[Data entries]
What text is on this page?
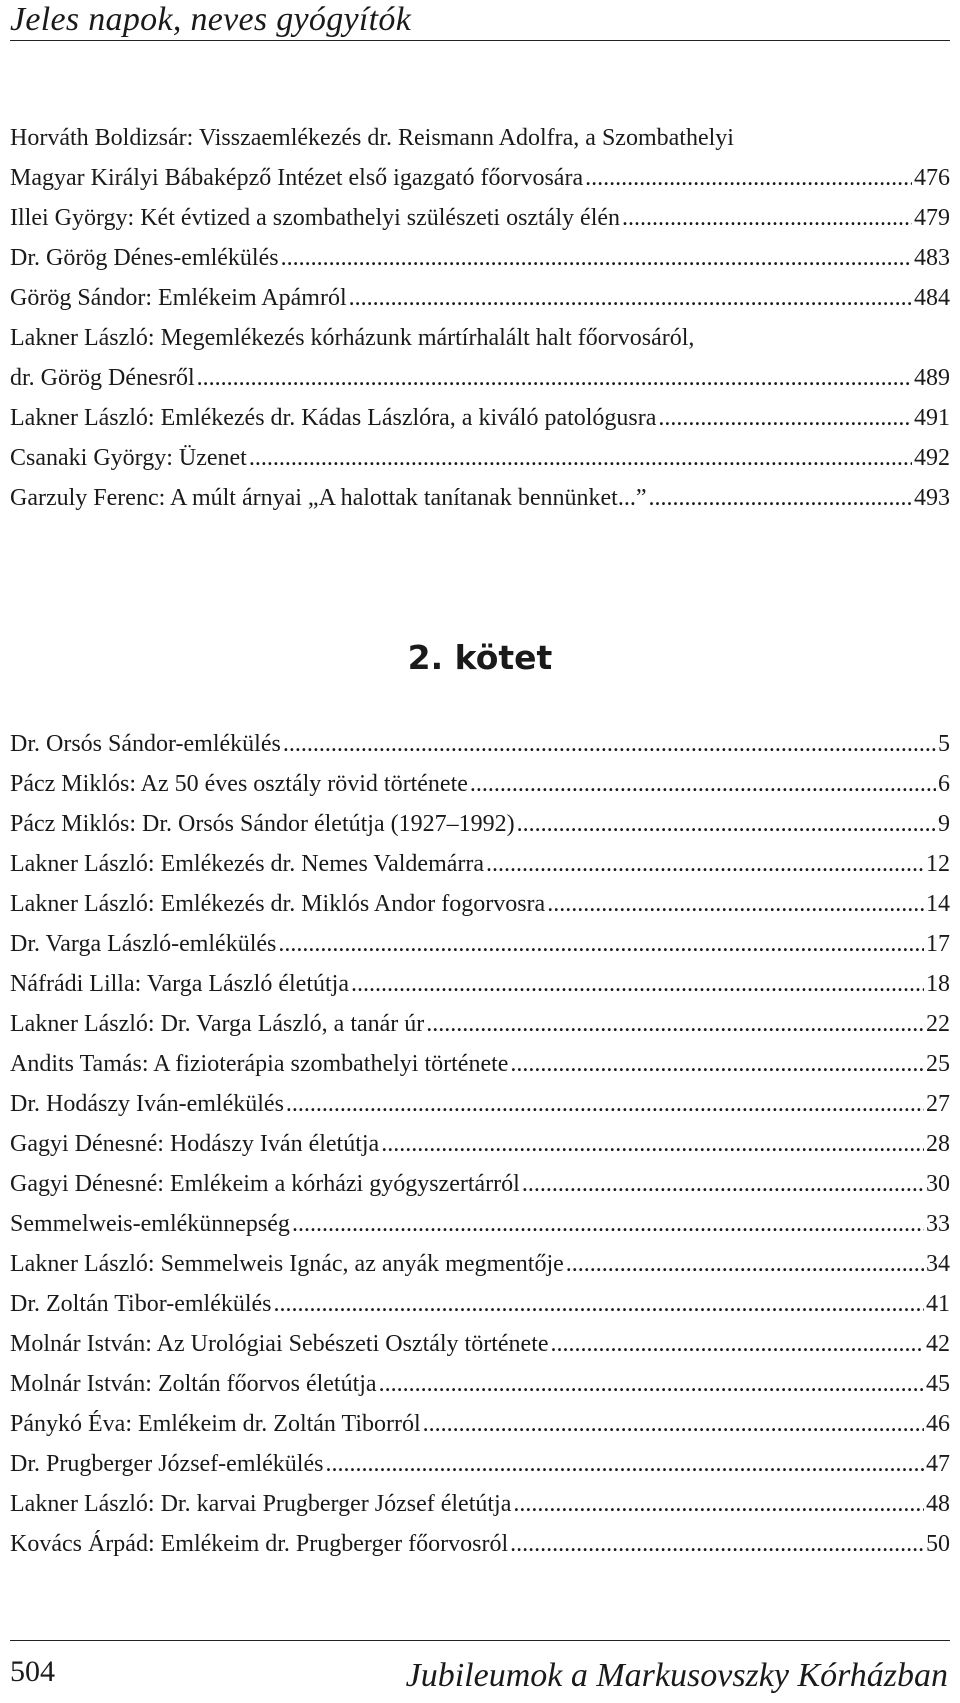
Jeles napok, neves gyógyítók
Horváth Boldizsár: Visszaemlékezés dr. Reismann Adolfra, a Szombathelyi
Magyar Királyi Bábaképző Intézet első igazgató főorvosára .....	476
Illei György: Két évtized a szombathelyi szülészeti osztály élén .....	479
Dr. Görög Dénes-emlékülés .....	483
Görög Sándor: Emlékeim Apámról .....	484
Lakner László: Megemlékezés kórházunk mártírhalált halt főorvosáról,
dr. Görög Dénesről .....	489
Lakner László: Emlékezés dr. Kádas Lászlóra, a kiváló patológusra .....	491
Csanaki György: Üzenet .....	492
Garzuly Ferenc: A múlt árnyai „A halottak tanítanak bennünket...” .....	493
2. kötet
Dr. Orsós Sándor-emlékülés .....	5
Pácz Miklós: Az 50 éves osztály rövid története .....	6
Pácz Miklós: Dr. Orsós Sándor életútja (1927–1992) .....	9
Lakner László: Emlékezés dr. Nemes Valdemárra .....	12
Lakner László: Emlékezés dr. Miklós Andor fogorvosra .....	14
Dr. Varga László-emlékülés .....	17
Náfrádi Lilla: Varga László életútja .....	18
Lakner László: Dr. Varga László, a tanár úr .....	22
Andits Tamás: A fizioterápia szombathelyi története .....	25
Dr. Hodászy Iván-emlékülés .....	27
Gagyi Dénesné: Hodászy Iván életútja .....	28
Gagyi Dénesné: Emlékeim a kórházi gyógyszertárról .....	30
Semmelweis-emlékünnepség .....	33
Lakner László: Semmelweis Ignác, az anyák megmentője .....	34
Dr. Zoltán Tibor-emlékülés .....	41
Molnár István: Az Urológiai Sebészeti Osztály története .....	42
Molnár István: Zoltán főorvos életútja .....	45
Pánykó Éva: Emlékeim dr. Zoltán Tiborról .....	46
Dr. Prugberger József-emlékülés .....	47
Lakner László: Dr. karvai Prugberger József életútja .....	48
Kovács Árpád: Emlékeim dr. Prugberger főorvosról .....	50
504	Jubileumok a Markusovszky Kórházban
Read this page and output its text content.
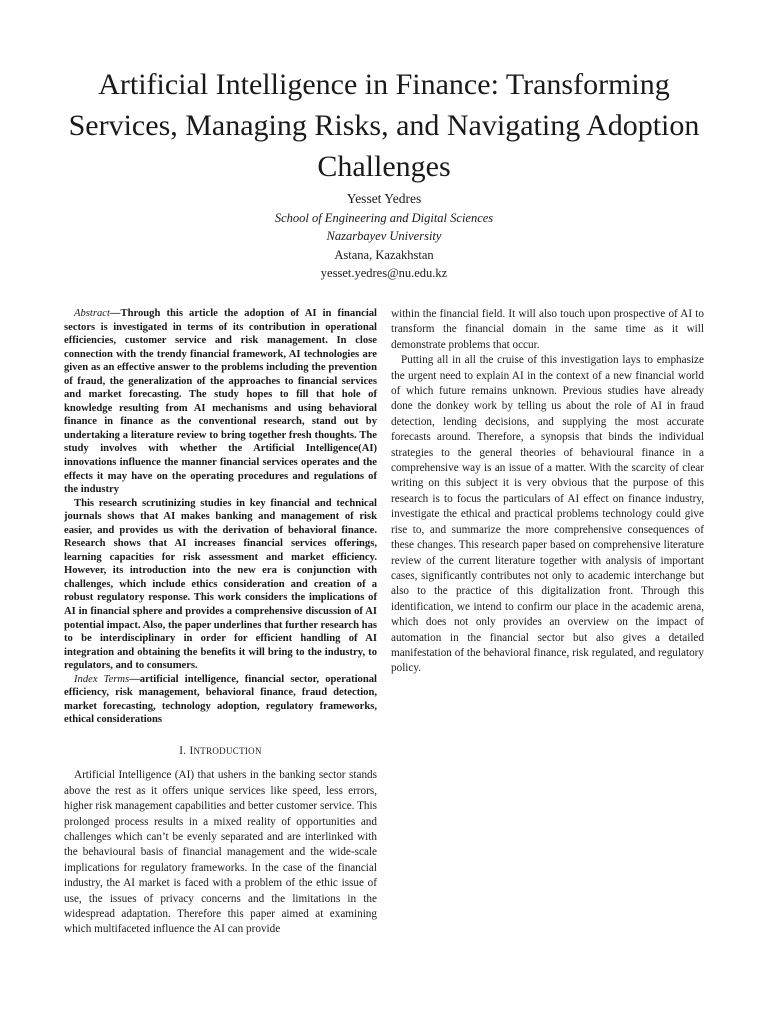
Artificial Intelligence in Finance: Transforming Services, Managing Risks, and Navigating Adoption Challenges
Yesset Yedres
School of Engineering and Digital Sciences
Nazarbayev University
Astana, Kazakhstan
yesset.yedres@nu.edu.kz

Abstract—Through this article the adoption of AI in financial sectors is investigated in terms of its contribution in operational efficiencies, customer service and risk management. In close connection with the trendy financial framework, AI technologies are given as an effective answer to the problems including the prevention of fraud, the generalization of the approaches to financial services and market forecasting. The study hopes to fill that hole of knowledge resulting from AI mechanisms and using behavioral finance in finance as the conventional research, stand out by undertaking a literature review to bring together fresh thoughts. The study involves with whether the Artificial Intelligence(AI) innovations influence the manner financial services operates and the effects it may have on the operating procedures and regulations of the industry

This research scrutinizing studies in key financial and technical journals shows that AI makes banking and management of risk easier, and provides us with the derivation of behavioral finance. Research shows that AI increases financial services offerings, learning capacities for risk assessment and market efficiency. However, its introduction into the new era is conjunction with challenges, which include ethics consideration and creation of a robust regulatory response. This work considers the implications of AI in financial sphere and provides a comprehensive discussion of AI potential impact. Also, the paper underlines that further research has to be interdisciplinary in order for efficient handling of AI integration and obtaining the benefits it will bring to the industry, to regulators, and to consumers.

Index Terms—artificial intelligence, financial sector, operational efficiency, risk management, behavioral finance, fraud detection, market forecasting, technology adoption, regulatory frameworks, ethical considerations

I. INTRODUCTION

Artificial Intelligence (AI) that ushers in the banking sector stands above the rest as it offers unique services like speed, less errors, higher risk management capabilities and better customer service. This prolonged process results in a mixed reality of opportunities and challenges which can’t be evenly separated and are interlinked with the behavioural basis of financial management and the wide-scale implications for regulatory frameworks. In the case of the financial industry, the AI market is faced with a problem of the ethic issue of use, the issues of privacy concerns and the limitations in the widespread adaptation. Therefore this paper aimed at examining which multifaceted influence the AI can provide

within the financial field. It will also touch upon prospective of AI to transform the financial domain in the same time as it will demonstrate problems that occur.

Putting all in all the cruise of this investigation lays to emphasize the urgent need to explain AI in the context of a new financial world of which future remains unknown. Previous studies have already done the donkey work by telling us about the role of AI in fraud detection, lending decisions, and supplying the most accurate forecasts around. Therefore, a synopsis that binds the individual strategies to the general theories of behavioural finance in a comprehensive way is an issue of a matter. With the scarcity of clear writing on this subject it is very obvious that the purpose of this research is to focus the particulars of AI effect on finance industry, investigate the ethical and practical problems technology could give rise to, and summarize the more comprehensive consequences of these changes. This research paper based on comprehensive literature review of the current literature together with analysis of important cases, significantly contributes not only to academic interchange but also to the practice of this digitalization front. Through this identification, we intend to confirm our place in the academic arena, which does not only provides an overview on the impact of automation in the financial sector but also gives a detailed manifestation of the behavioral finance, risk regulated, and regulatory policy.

• DIRECTIVE
Write the listing out a second time exactly, dropping all images.

• FINISHED TASK
What text is on this page?
Jeles napok, neves gyógyítók
Horváth Boldizsár: Visszaemlékezés dr. Reismann Adolfra, a Szombathelyi
Magyar Királyi Bábaképző Intézet első igazgató főorvosára .....	476
Illei György: Két évtized a szombathelyi szülészeti osztály élén .....	479
Dr. Görög Dénes-emlékülés .....	483
Görög Sándor: Emlékeim Apámról .....	484
Lakner László: Megemlékezés kórházunk mártírhalált halt főorvosáról,
dr. Görög Dénesről .....	489
Lakner László: Emlékezés dr. Kádas Lászlóra, a kiváló patológusra .....	491
Csanaki György: Üzenet .....	492
Garzuly Ferenc: A múlt árnyai „A halottak tanítanak bennünket...” .....	493
2. kötet
Dr. Orsós Sándor-emlékülés .....	5
Pácz Miklós: Az 50 éves osztály rövid története .....	6
Pácz Miklós: Dr. Orsós Sándor életútja (1927–1992) .....	9
Lakner László: Emlékezés dr. Nemes Valdemárra .....	12
Lakner László: Emlékezés dr. Miklós Andor fogorvosra .....	14
Dr. Varga László-emlékülés .....	17
Náfrádi Lilla: Varga László életútja .....	18
Lakner László: Dr. Varga László, a tanár úr .....	22
Andits Tamás: A fizioterápia szombathelyi története .....	25
Dr. Hodászy Iván-emlékülés .....	27
Gagyi Dénesné: Hodászy Iván életútja .....	28
Gagyi Dénesné: Emlékeim a kórházi gyógyszertárról .....	30
Semmelweis-emlékünnepség .....	33
Lakner László: Semmelweis Ignác, az anyák megmentője .....	34
Dr. Zoltán Tibor-emlékülés .....	41
Molnár István: Az Urológiai Sebészeti Osztály története .....	42
Molnár István: Zoltán főorvos életútja .....	45
Pánykó Éva: Emlékeim dr. Zoltán Tiborról .....	46
Dr. Prugberger József-emlékülés .....	47
Lakner László: Dr. karvai Prugberger József életútja .....	48
Kovács Árpád: Emlékeim dr. Prugberger főorvosról .....	50
504	Jubileumok a Markusovszky Kórházban
Read this page and output its text content.
Artificial Intelligence in Finance: Transforming Services, Managing Risks, and Navigating Adoption Challenges
Yesset Yedres
School of Engineering and Digital Sciences
Nazarbayev University
Astana, Kazakhstan
yesset.yedres@nu.edu.kz

Abstract—Through this article the adoption of AI in financial sectors is investigated in terms of its contribution in operational efficiencies, customer service and risk management. In close connection with the trendy financial framework, AI technologies are given as an effective answer to the problems including the prevention of fraud, the generalization of the approaches to financial services and market forecasting. The study hopes to fill that hole of knowledge resulting from AI mechanisms and using behavioral finance in finance as the conventional research, stand out by undertaking a literature review to bring together fresh thoughts. The study involves with whether the Artificial Intelligence(AI) innovations influence the manner financial services operates and the effects it may have on the operating procedures and regulations of the industry

This research scrutinizing studies in key financial and technical journals shows that AI makes banking and management of risk easier, and provides us with the derivation of behavioral finance. Research shows that AI increases financial services offerings, learning capacities for risk assessment and market efficiency. However, its introduction into the new era is conjunction with challenges, which include ethics consideration and creation of a robust regulatory response. This work considers the implications of AI in financial sphere and provides a comprehensive discussion of AI potential impact. Also, the paper underlines that further research has to be interdisciplinary in order for efficient handling of AI integration and obtaining the benefits it will bring to the industry, to regulators, and to consumers.

Index Terms—artificial intelligence, financial sector, operational efficiency, risk management, behavioral finance, fraud detection, market forecasting, technology adoption, regulatory frameworks, ethical considerations

I. INTRODUCTION

Artificial Intelligence (AI) that ushers in the banking sector stands above the rest as it offers unique services like speed, less errors, higher risk management capabilities and better customer service. This prolonged process results in a mixed reality of opportunities and challenges which can’t be evenly separated and are interlinked with the behavioural basis of financial management and the wide-scale implications for regulatory frameworks. In the case of the financial industry, the AI market is faced with a problem of the ethic issue of use, the issues of privacy concerns and the limitations in the widespread adaptation. Therefore this paper aimed at examining which multifaceted influence the AI can provide

within the financial field. It will also touch upon prospective of AI to transform the financial domain in the same time as it will demonstrate problems that occur.

Putting all in all the cruise of this investigation lays to emphasize the urgent need to explain AI in the context of a new financial world of which future remains unknown. Previous studies have already done the donkey work by telling us about the role of AI in fraud detection, lending decisions, and supplying the most accurate forecasts around. Therefore, a synopsis that binds the individual strategies to the general theories of behavioural finance in a comprehensive way is an issue of a matter. With the scarcity of clear writing on this subject it is very obvious that the purpose of this research is to focus the particulars of AI effect on finance industry, investigate the ethical and practical problems technology could give rise to, and summarize the more comprehensive consequences of these changes. This research paper based on comprehensive literature review of the current literature together with analysis of important cases, significantly contributes not only to academic interchange but also to the practice of this digitalization front. Through this identification, we intend to confirm our place in the academic arena, which does not only provides an overview on the impact of automation in the financial sector but also gives a detailed manifestation of the behavioral finance, risk regulated, and regulatory policy.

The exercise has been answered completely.